## What you should do:
Each line of the listing must be transcribed exactly, except for the images, which should be excluded.

## Task inputs:
::::
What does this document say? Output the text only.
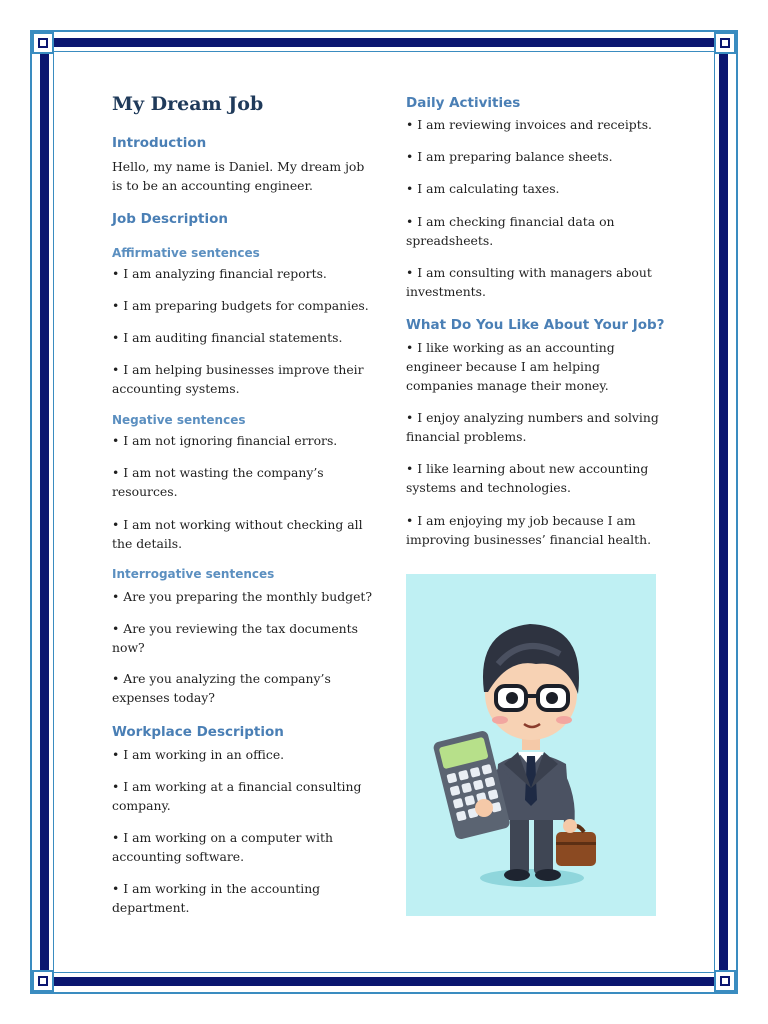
My Dream Job
Introduction

Hello, my name is Daniel. My dream job is to be an accounting engineer.

Job Description
Affirmative sentences

• I am analyzing financial reports.

• I am preparing budgets for companies.

• I am auditing financial statements.

• I am helping businesses improve their accounting systems.

Negative sentences

• I am not ignoring financial errors.

• I am not wasting the company’s resources.

• I am not working without checking all the details.

Interrogative sentences

• Are you preparing the monthly budget?

• Are you reviewing the tax documents now?

• Are you analyzing the company’s expenses today?

Workplace Description

• I am working in an office.

• I am working at a financial consulting company.

• I am working on a computer with accounting software.

• I am working in the accounting department.

Daily Activities

• I am reviewing invoices and receipts.

• I am preparing balance sheets.

• I am calculating taxes.

• I am checking financial data on spreadsheets.

• I am consulting with managers about investments.

What Do You Like About Your Job?

• I like working as an accounting engineer because I am helping companies manage their money.

• I enjoy analyzing numbers and solving financial problems.

• I like learning about new accounting systems and technologies.

• I am enjoying my job because I am improving businesses’ financial health.
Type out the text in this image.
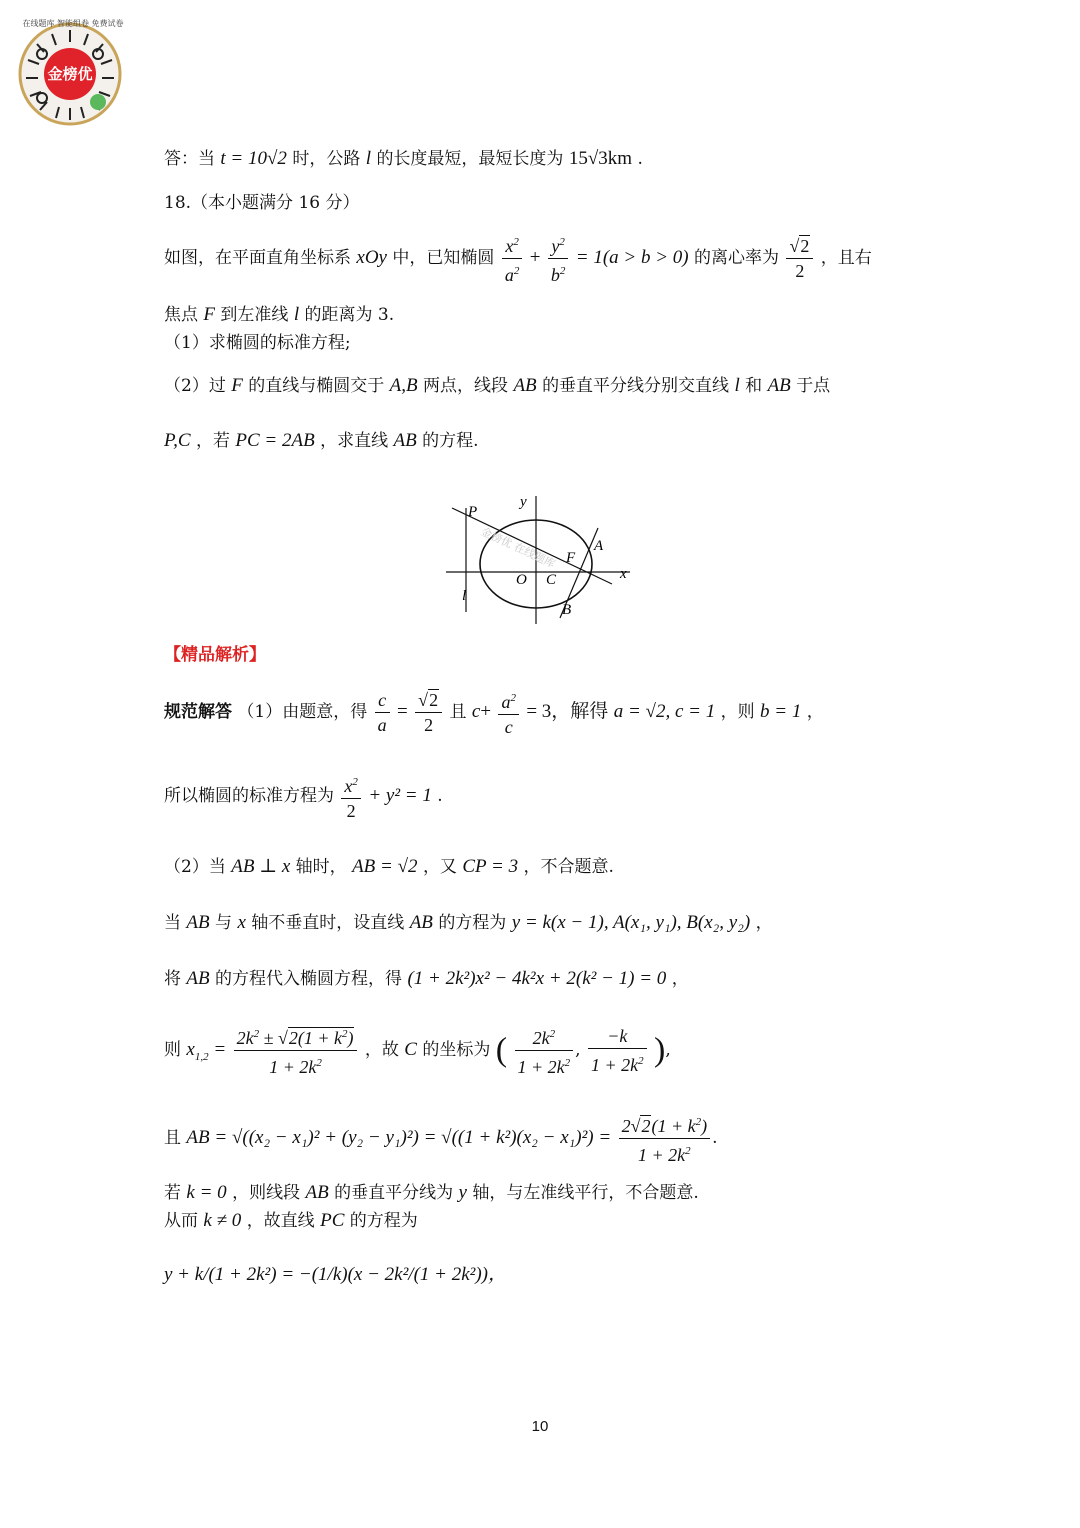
金榜优
在线题库 智能组卷 免费试卷
答：当 t = 10√2 时，公路 l 的长度最短，最短长度为 15√3km .
18.（本小题满分 16 分）
如图，在平面直角坐标系 xOy 中，已知椭圆 $\frac{x^2}{a^2} + \frac{y^2}{b^2} = 1(a > b > 0)$ 的离心率为 $\frac{√2}{2}$ ，且右
焦点 F 到左准线 l 的距离为 3.
（1）求椭圆的标准方程;
（2）过 F 的直线与椭圆交于 A,B 两点，线段 AB 的垂直平分线分别交直线 l 和 AB 于点
P,C ，若 PC = 2AB ，求直线 AB 的方程.
P
y
F
A
O C	x
l
B
金榜优 在线题库
【精品解析】
规范解答 （1）由题意，得 $\frac{c}{a} = \frac{√2}{2}$ 且 $c+ \frac{a^2}{c} = 3$，解得 a = √2, c = 1 ，则 b = 1 ，
所以椭圆的标准方程为 $\frac{x^2}{2} + y^2 = 1$ .
（2）当 AB ⊥ x 轴时， AB = √2 ，又 CP = 3 ，不合题意.
当 AB 与 x 轴不垂直时，设直线 AB 的方程为 y = k(x − 1), A(x₁, y₁), B(x₂, y₂) ，
将 AB 的方程代入椭圆方程，得 (1 + 2k²)x² − 4k²x + 2(k² − 1) = 0 ，
则 $x_{1,2} = \frac{2k^2 \pm √2(1 + k^2)}{1 + 2k^2}$ ，故 C 的坐标为 ( $\frac{2k^2}{1 + 2k^2}$ , $\frac{-k}{1 + 2k^2}$ ),
且 AB = $√((x_2 - x_1)^2 + (y_2 - y_1)^2) = √((1 + k^2)(x_2 - x_1)^2) = \frac{2√2(1 + k^2)}{1 + 2k^2}$ .
若 k = 0 ，则线段 AB 的垂直平分线为 y 轴，与左准线平行，不合题意.
从而 k ≠ 0 ，故直线 PC 的方程为
y + k/(1 + 2k²) = −(1/k)(x − 2k²/(1 + 2k²))，
10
::::
## Result for this exercise:
What does this document say? Output the text only.
My Dream Job
Introduction

Hello, my name is Daniel. My dream job is to be an accounting engineer.

Job Description
Affirmative sentences

• I am analyzing financial reports.

• I am preparing budgets for companies.

• I am auditing financial statements.

• I am helping businesses improve their accounting systems.

Negative sentences

• I am not ignoring financial errors.

• I am not wasting the company’s resources.

• I am not working without checking all the details.

Interrogative sentences

• Are you preparing the monthly budget?

• Are you reviewing the tax documents now?

• Are you analyzing the company’s expenses today?

Workplace Description

• I am working in an office.

• I am working at a financial consulting company.

• I am working on a computer with accounting software.

• I am working in the accounting department.

Daily Activities

• I am reviewing invoices and receipts.

• I am preparing balance sheets.

• I am calculating taxes.

• I am checking financial data on spreadsheets.

• I am consulting with managers about investments.

What Do You Like About Your Job?

• I like working as an accounting engineer because I am helping companies manage their money.

• I enjoy analyzing numbers and solving financial problems.

• I like learning about new accounting systems and technologies.

• I am enjoying my job because I am improving businesses’ financial health.
Type out the text in this image.
金榜优
在线题库 智能组卷 免费试卷
答：当 t = 10√2 时，公路 l 的长度最短，最短长度为 15√3km .
18.（本小题满分 16 分）
如图，在平面直角坐标系 xOy 中，已知椭圆 $\frac{x^2}{a^2} + \frac{y^2}{b^2} = 1(a > b > 0)$ 的离心率为 $\frac{√2}{2}$ ，且右
焦点 F 到左准线 l 的距离为 3.
（1）求椭圆的标准方程;
（2）过 F 的直线与椭圆交于 A,B 两点，线段 AB 的垂直平分线分别交直线 l 和 AB 于点
P,C ，若 PC = 2AB ，求直线 AB 的方程.
P
y
F
A
O C	x
l
B
金榜优 在线题库
【精品解析】
规范解答 （1）由题意，得 $\frac{c}{a} = \frac{√2}{2}$ 且 $c+ \frac{a^2}{c} = 3$，解得 a = √2, c = 1 ，则 b = 1 ，
所以椭圆的标准方程为 $\frac{x^2}{2} + y^2 = 1$ .
（2）当 AB ⊥ x 轴时， AB = √2 ，又 CP = 3 ，不合题意.
当 AB 与 x 轴不垂直时，设直线 AB 的方程为 y = k(x − 1), A(x₁, y₁), B(x₂, y₂) ，
将 AB 的方程代入椭圆方程，得 (1 + 2k²)x² − 4k²x + 2(k² − 1) = 0 ，
则 $x_{1,2} = \frac{2k^2 \pm √2(1 + k^2)}{1 + 2k^2}$ ，故 C 的坐标为 ( $\frac{2k^2}{1 + 2k^2}$ , $\frac{-k}{1 + 2k^2}$ ),
且 AB = $√((x_2 - x_1)^2 + (y_2 - y_1)^2) = √((1 + k^2)(x_2 - x_1)^2) = \frac{2√2(1 + k^2)}{1 + 2k^2}$ .
若 k = 0 ，则线段 AB 的垂直平分线为 y 轴，与左准线平行，不合题意.
从而 k ≠ 0 ，故直线 PC 的方程为
y + k/(1 + 2k²) = −(1/k)(x − 2k²/(1 + 2k²))，
10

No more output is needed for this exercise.